Task details → Go through the listing below and list every line with "effect".
-- Begin Material provided --
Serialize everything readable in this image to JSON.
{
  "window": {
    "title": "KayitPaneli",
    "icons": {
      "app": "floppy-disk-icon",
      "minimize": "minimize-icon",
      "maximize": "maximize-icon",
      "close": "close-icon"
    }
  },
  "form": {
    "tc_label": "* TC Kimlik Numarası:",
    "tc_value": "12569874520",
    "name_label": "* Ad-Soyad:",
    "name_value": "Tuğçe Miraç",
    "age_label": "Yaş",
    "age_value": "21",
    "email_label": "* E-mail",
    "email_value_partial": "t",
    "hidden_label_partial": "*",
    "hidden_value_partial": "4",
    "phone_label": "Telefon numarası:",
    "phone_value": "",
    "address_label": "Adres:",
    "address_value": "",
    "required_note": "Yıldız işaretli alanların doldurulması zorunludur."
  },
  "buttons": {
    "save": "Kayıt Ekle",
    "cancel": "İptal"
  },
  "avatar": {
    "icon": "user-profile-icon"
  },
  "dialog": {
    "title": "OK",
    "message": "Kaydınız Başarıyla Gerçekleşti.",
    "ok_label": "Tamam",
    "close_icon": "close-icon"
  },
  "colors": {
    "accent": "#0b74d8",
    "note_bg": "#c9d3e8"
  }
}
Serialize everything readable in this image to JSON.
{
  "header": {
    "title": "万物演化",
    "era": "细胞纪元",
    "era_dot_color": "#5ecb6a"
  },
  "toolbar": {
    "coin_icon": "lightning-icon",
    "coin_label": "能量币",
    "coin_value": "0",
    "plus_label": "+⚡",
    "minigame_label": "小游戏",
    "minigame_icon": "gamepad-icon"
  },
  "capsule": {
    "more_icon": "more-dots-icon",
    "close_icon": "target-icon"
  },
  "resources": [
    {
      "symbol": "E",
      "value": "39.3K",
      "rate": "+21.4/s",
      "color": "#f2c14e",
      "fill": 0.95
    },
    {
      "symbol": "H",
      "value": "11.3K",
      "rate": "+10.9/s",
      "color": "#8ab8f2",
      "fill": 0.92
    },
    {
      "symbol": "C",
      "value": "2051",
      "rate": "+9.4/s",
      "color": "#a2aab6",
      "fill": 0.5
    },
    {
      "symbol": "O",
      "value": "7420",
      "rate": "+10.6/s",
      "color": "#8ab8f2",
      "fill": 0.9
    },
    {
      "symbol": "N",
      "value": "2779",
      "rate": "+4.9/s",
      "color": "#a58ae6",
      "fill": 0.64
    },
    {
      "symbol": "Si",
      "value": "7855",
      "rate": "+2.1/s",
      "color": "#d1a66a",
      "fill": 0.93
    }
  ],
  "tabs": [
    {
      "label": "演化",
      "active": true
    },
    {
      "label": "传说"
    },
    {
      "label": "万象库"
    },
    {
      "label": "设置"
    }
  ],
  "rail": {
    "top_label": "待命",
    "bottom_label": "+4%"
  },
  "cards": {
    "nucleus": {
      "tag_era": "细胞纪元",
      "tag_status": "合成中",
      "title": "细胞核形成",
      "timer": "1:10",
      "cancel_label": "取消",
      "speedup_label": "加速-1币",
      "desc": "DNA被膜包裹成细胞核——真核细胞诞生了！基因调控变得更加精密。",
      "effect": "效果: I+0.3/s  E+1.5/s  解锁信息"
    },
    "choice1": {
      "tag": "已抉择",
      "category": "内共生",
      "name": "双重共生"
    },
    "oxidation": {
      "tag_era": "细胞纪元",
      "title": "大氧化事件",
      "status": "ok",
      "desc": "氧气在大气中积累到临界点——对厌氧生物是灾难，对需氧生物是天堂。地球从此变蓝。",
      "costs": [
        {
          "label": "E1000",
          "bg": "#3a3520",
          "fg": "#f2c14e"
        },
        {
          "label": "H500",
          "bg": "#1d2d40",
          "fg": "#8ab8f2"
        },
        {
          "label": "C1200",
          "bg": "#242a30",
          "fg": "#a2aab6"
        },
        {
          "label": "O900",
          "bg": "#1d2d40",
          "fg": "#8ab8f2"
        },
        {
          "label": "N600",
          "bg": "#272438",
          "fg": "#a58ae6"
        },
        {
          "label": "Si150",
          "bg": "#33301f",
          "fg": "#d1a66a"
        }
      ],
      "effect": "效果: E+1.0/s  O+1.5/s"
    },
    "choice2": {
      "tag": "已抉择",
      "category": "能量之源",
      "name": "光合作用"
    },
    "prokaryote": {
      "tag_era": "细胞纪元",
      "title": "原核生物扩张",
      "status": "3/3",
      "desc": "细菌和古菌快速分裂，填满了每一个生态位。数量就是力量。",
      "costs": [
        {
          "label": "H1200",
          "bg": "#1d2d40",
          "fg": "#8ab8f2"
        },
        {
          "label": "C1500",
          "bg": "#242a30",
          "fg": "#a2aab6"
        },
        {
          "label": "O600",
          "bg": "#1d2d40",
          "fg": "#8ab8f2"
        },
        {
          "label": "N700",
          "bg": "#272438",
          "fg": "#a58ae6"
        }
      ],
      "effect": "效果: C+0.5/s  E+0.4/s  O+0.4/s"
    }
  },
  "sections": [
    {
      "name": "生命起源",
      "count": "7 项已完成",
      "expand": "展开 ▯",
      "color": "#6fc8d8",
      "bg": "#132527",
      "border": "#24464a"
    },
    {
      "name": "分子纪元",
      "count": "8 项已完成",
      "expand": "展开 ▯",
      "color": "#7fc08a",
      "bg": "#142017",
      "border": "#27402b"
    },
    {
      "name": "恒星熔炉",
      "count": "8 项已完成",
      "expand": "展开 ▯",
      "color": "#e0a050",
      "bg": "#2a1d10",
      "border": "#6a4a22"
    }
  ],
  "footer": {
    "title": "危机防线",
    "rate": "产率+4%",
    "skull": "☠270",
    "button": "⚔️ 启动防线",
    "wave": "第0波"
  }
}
-- End Material provided --
Final result →
      "effect": "效果: I+0.3/s  E+1.5/s  解锁信息"
      "effect": "效果: E+1.0/s  O+1.5/s"
      "effect": "效果: C+0.5/s  E+0.4/s  O+0.4/s"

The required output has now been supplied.